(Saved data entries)
· · · · ·
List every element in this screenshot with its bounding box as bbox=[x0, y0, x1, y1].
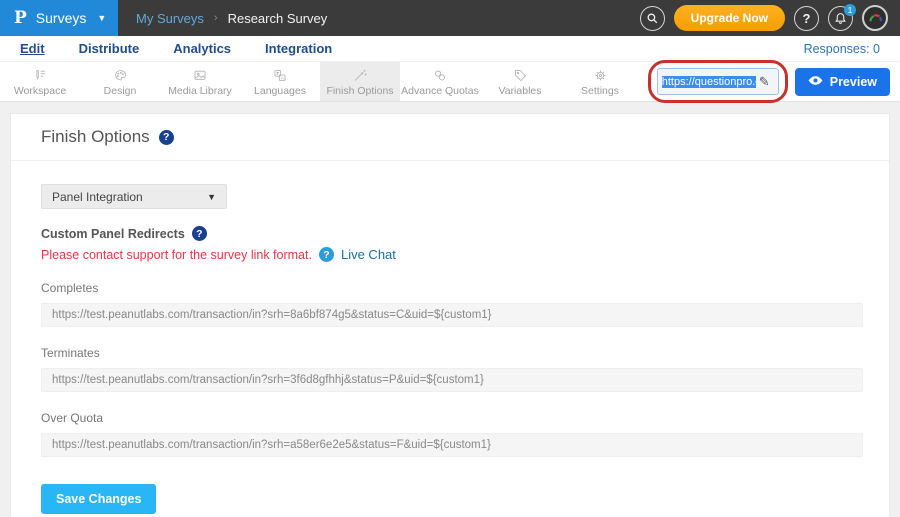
palette-icon bbox=[112, 67, 129, 84]
tab-advance-quotas[interactable]: Advance Quotas bbox=[400, 62, 480, 101]
notification-badge: 1 bbox=[844, 4, 856, 16]
survey-url-group: https://questionpro.com/t/A ✎ bbox=[657, 68, 779, 95]
tag-icon bbox=[512, 67, 529, 84]
tab-languages[interactable]: A Languages bbox=[240, 62, 320, 101]
breadcrumb: My Surveys › Research Survey bbox=[136, 11, 327, 26]
eye-icon bbox=[808, 75, 823, 89]
terminates-url-input[interactable] bbox=[41, 368, 863, 392]
title-help-icon[interactable]: ? bbox=[159, 130, 174, 145]
search-button[interactable] bbox=[640, 6, 665, 31]
chat-help-icon[interactable]: ? bbox=[319, 247, 334, 262]
help-button[interactable]: ? bbox=[794, 6, 819, 31]
translate-icon: A bbox=[271, 67, 289, 84]
tab-integration[interactable]: Integration bbox=[265, 41, 332, 56]
tab-settings[interactable]: Settings bbox=[560, 62, 640, 101]
chevron-down-icon: ▼ bbox=[207, 192, 216, 202]
tab-finish-options[interactable]: Finish Options bbox=[320, 62, 400, 101]
panel-header: Finish Options ? bbox=[11, 114, 889, 161]
preview-button[interactable]: Preview bbox=[795, 68, 890, 96]
section-help-icon[interactable]: ? bbox=[192, 226, 207, 241]
top-header: P Surveys ▼ My Surveys › Research Survey… bbox=[0, 0, 900, 36]
questionpro-logo-icon: P bbox=[14, 8, 27, 28]
tab-edit[interactable]: Edit bbox=[20, 41, 45, 56]
tab-design[interactable]: Design bbox=[80, 62, 160, 101]
tab-distribute[interactable]: Distribute bbox=[79, 41, 140, 56]
notifications-button[interactable]: 1 bbox=[828, 6, 853, 31]
workspace-icon bbox=[31, 67, 49, 84]
survey-url-input[interactable]: https://questionpro.com/t/A ✎ bbox=[657, 68, 779, 95]
finish-options-panel: Finish Options ? Panel Integration ▼ Cus… bbox=[10, 113, 890, 517]
tab-media-library[interactable]: Media Library bbox=[160, 62, 240, 101]
magic-wand-icon bbox=[351, 67, 369, 84]
tab-analytics[interactable]: Analytics bbox=[173, 41, 231, 56]
product-name: Surveys bbox=[36, 10, 87, 26]
upgrade-now-button[interactable]: Upgrade Now bbox=[674, 5, 785, 31]
question-mark-icon: ? bbox=[803, 11, 811, 26]
panel-body: Panel Integration ▼ Custom Panel Redirec… bbox=[11, 161, 889, 517]
edit-toolbar: Workspace Design Media Library A Languag… bbox=[0, 61, 900, 102]
edit-pencil-icon[interactable]: ✎ bbox=[759, 74, 770, 90]
breadcrumb-current-survey: Research Survey bbox=[228, 11, 328, 26]
gauge-logo-icon bbox=[867, 10, 884, 27]
over-quota-label: Over Quota bbox=[41, 411, 863, 425]
tab-workspace[interactable]: Workspace bbox=[0, 62, 80, 101]
over-quota-url-input[interactable] bbox=[41, 433, 863, 457]
breadcrumb-separator: › bbox=[214, 12, 218, 24]
tab-variables[interactable]: Variables bbox=[480, 62, 560, 101]
svg-text:A: A bbox=[281, 75, 284, 80]
chain-links-icon bbox=[431, 67, 449, 84]
surveys-menu[interactable]: P Surveys ▼ bbox=[0, 0, 118, 36]
chevron-down-icon: ▼ bbox=[97, 13, 106, 23]
live-chat-link[interactable]: Live Chat bbox=[341, 247, 396, 262]
completes-url-input[interactable] bbox=[41, 303, 863, 327]
responses-count[interactable]: Responses: 0 bbox=[804, 42, 880, 56]
page-title: Finish Options bbox=[41, 127, 150, 147]
avatar[interactable] bbox=[862, 5, 888, 31]
gear-icon bbox=[592, 67, 609, 84]
notice-text: Please contact support for the survey li… bbox=[41, 248, 312, 262]
search-icon bbox=[646, 12, 659, 25]
breadcrumb-my-surveys[interactable]: My Surveys bbox=[136, 11, 204, 26]
dropdown-selected-value: Panel Integration bbox=[52, 190, 143, 204]
completes-label: Completes bbox=[41, 281, 863, 295]
survey-url-selected-text: https://questionpro.com/t/A bbox=[662, 76, 756, 88]
section-title-text: Custom Panel Redirects bbox=[41, 227, 185, 241]
section-header: Custom Panel Redirects ? bbox=[41, 226, 863, 241]
finish-option-type-dropdown[interactable]: Panel Integration ▼ bbox=[41, 184, 227, 209]
save-changes-button[interactable]: Save Changes bbox=[41, 484, 156, 514]
topbar-actions: Upgrade Now ? 1 bbox=[640, 5, 900, 31]
terminates-label: Terminates bbox=[41, 346, 863, 360]
survey-subnav: Edit Distribute Analytics Integration Re… bbox=[0, 36, 900, 61]
image-icon bbox=[191, 67, 209, 84]
support-notice: Please contact support for the survey li… bbox=[41, 247, 863, 262]
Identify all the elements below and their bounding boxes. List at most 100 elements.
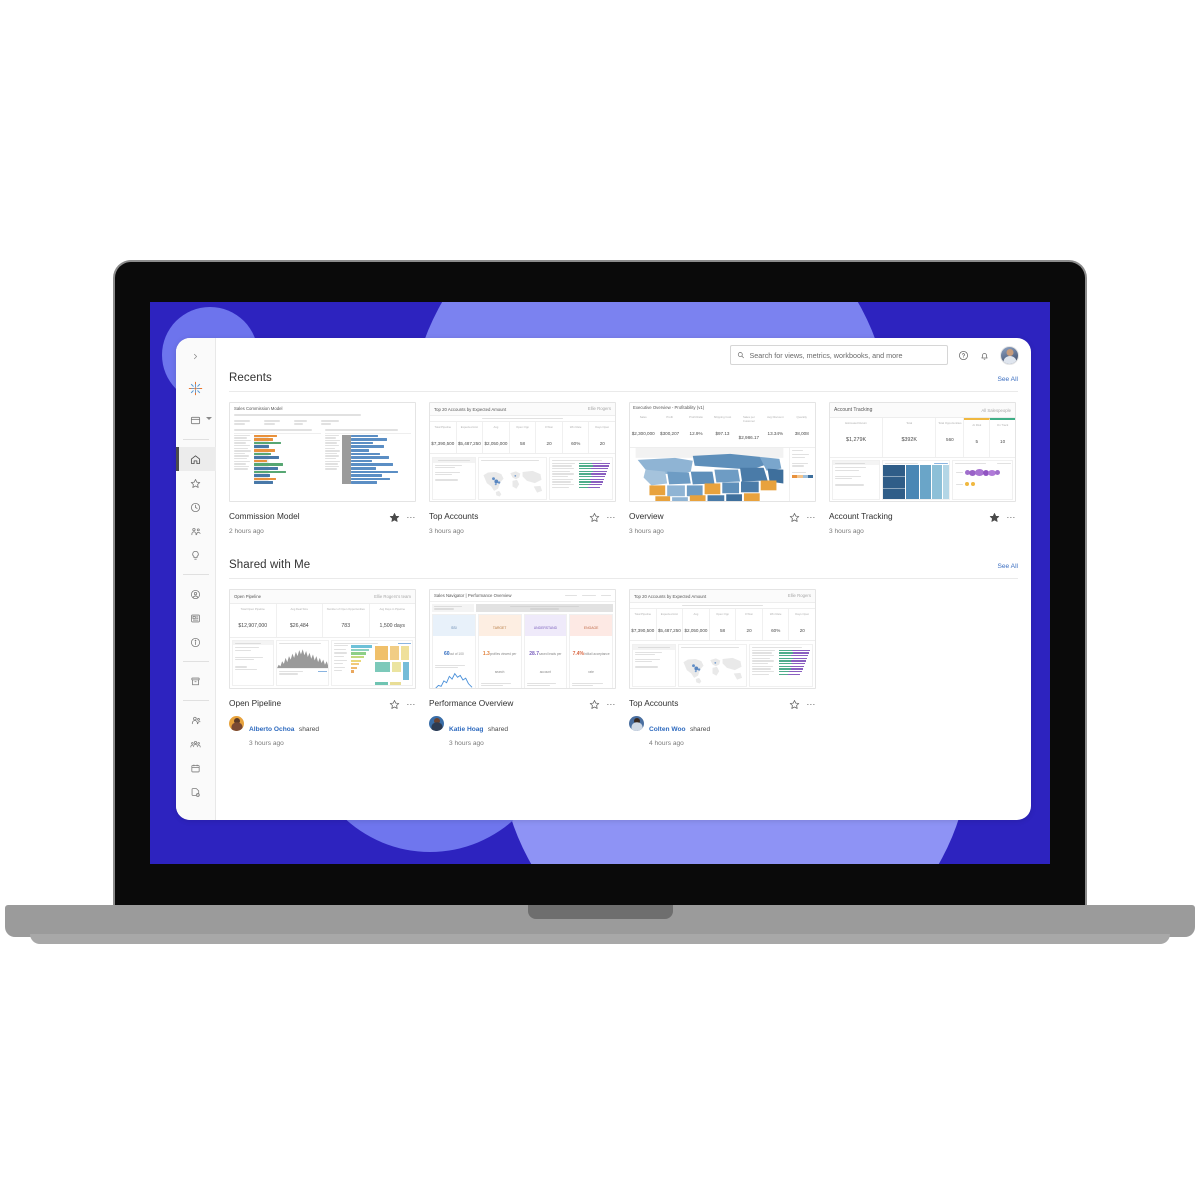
see-all-recents[interactable]: See All — [997, 376, 1018, 383]
thumb-header: Top 20 Accounts by Expected Amount Ellie… — [430, 403, 615, 416]
kpi-label: Total Open Pipeline — [240, 607, 265, 611]
thumb-title: Executive Overview - Profitability (v1) — [633, 405, 705, 410]
lightbulb-icon — [192, 550, 199, 560]
card-top-accounts-shared[interactable]: Top 20 Accounts by Expected Amount Ellie… — [629, 589, 816, 748]
kpi-label: Sales per Customer — [742, 415, 755, 423]
content-area: Recents See All Sales Commission Model C… — [216, 372, 1031, 820]
favorite-star-outline-icon[interactable] — [789, 699, 800, 710]
sidebar-item-tableau-logo[interactable] — [176, 376, 216, 400]
card-menu-button[interactable]: ⋯ — [806, 700, 816, 709]
thumb-title: Open Pipeline — [234, 594, 261, 599]
thumbnail-open-pipeline[interactable]: Open Pipeline Ellie Rogers's team Total … — [229, 589, 416, 689]
kpi-value: $2,986.17 — [738, 435, 760, 440]
sidebar-item-schedules[interactable] — [176, 756, 216, 780]
card-actions: ⋯ — [989, 511, 1016, 523]
kpi-value: 60% — [571, 441, 581, 447]
card-actions: ⋯ — [389, 511, 416, 523]
kpi-label: Days Open — [795, 612, 810, 617]
section-header-shared-with-me: Shared with Me See All — [229, 559, 1018, 579]
thumbnail-overview[interactable]: Executive Overview - Profitability (v1) … — [629, 402, 816, 502]
kpi-label: Open Opp — [716, 612, 729, 617]
kpi-label: Days Open — [595, 425, 610, 430]
notifications-button[interactable] — [979, 350, 990, 361]
sidebar-item-shared-with-me[interactable] — [176, 519, 216, 543]
kpi-label: Avg — [693, 612, 699, 617]
kpi-label: Expected Amt — [660, 612, 678, 617]
thumbnail-performance-overview[interactable]: Sales Navigator | Performance Overview S… — [429, 589, 616, 689]
user-avatar[interactable] — [1000, 345, 1019, 365]
sidebar-item-archive[interactable] — [176, 669, 216, 693]
col-head: TARGET — [492, 626, 507, 631]
card-title[interactable]: Overview — [629, 511, 664, 521]
thumbnail-account-tracking[interactable]: Account Tracking All Salespeople Estimat… — [829, 402, 1016, 502]
thumbnail-commission-model[interactable]: Sales Commission Model — [229, 402, 416, 502]
card-overview[interactable]: Executive Overview - Profitability (v1) … — [629, 402, 816, 535]
chevron-down-icon[interactable] — [205, 417, 212, 420]
card-commission-model[interactable]: Sales Commission Model Commission Model … — [229, 402, 416, 535]
card-title[interactable]: Top Accounts — [629, 698, 678, 708]
sidebar-item-groups[interactable] — [176, 732, 216, 756]
favorite-star-outline-icon[interactable] — [789, 512, 800, 523]
see-all-shared-with-me[interactable]: See All — [997, 563, 1018, 570]
shared-by-row: Katie Hoag shared 3 hours ago — [429, 716, 616, 748]
kpi-value: 560 — [946, 437, 954, 442]
sidebar-item-tasks[interactable] — [176, 780, 216, 804]
sidebar-item-recents[interactable] — [176, 495, 216, 519]
favorite-star-outline-icon[interactable] — [389, 699, 400, 710]
sidebar-item-explore[interactable] — [176, 408, 216, 432]
thumbnail-top-accounts[interactable]: Top 20 Accounts by Expected Amount Ellie… — [429, 402, 616, 502]
card-menu-button[interactable]: ⋯ — [806, 513, 816, 522]
kpi-value: $2,300,000 — [631, 431, 655, 436]
help-button[interactable] — [958, 350, 969, 361]
card-menu-button[interactable]: ⋯ — [406, 700, 416, 709]
favorite-star-filled-icon[interactable] — [989, 512, 1000, 523]
search-input[interactable] — [749, 350, 941, 360]
card-menu-button[interactable]: ⋯ — [606, 700, 616, 709]
card-menu-button[interactable]: ⋯ — [406, 513, 416, 522]
page-title-recents: Recents — [229, 372, 272, 384]
shared-by-name[interactable]: Katie Hoag — [449, 726, 483, 733]
users-icon — [191, 716, 200, 724]
shared-verb: shared — [689, 726, 711, 733]
sidebar-item-collections[interactable] — [176, 606, 216, 630]
card-top-accounts[interactable]: Top 20 Accounts by Expected Amount Ellie… — [429, 402, 616, 535]
tableau-logo-icon — [188, 381, 203, 395]
card-title[interactable]: Open Pipeline — [229, 698, 281, 708]
shared-verb: shared — [298, 726, 320, 733]
kpi-value: 783 — [341, 623, 351, 629]
card-title[interactable]: Performance Overview — [429, 698, 513, 708]
thumb-title: Sales Commission Model — [234, 406, 283, 411]
sidebar-item-external-assets[interactable] — [176, 630, 216, 654]
card-performance-overview[interactable]: Sales Navigator | Performance Overview S… — [429, 589, 616, 748]
card-timestamp: 4 hours ago — [649, 739, 684, 747]
sidebar-item-personal-space[interactable] — [176, 582, 216, 606]
card-title[interactable]: Account Tracking — [829, 511, 893, 521]
kpi-value: 20 — [599, 441, 605, 447]
favorite-star-outline-icon[interactable] — [589, 699, 600, 710]
card-open-pipeline[interactable]: Open Pipeline Ellie Rogers's team Total … — [229, 589, 416, 748]
shared-by-name[interactable]: Colten Woo — [649, 726, 686, 733]
favorite-star-outline-icon[interactable] — [589, 512, 600, 523]
kpi-label: Expected Amt — [460, 425, 478, 430]
sidebar-item-recommendations[interactable] — [176, 543, 216, 567]
shared-by-name[interactable]: Alberto Ochoa — [249, 726, 294, 733]
sidebar-divider-4 — [182, 700, 209, 701]
sidebar-item-users[interactable] — [176, 708, 216, 732]
section-header-recents: Recents See All — [229, 372, 1018, 392]
card-title[interactable]: Commission Model — [229, 511, 300, 521]
search-box[interactable] — [730, 345, 948, 365]
avatar-colten-woo — [629, 716, 644, 731]
people-shared-icon — [190, 527, 201, 535]
card-menu-button[interactable]: ⋯ — [606, 513, 616, 522]
kpi-label: At Risk — [972, 423, 982, 427]
kpi-value: 20 — [799, 628, 805, 634]
card-menu-button[interactable]: ⋯ — [1006, 513, 1016, 522]
sidebar-collapse-toggle[interactable] — [176, 344, 216, 368]
card-title[interactable]: Top Accounts — [429, 511, 478, 521]
favorite-star-filled-icon[interactable] — [389, 512, 400, 523]
thumb-kpi-row: Total Pipeline $7,390,500 Expected Amt $5,… — [430, 421, 615, 455]
thumbnail-top-accounts-shared[interactable]: Top 20 Accounts by Expected Amount Ellie… — [629, 589, 816, 689]
card-account-tracking[interactable]: Account Tracking All Salespeople Estimat… — [829, 402, 1016, 535]
sidebar-item-home[interactable] — [176, 447, 216, 471]
sidebar-item-favorites[interactable] — [176, 471, 216, 495]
· · · · ·
Format the lines from the one with "palette-icon bbox=[112, 67, 129, 84]" up to and including the one with "tab-languages[interactable]: A Languages" as a JSON list of strings, one string per line, leaving out any blank lines.

[
  "palette-icon bbox=[112, 67, 129, 84]",
  "tab-advance-quotas[interactable]: Advance Quotas bbox=[400, 62, 480, 101]",
  "notification-badge: 1 bbox=[844, 4, 856, 16]",
  "survey-url-group: https://questionpro.com/t/A ✎ bbox=[657, 68, 779, 95]",
  "tag-icon bbox=[512, 67, 529, 84]",
  "tab-languages[interactable]: A Languages bbox=[240, 62, 320, 101]"
]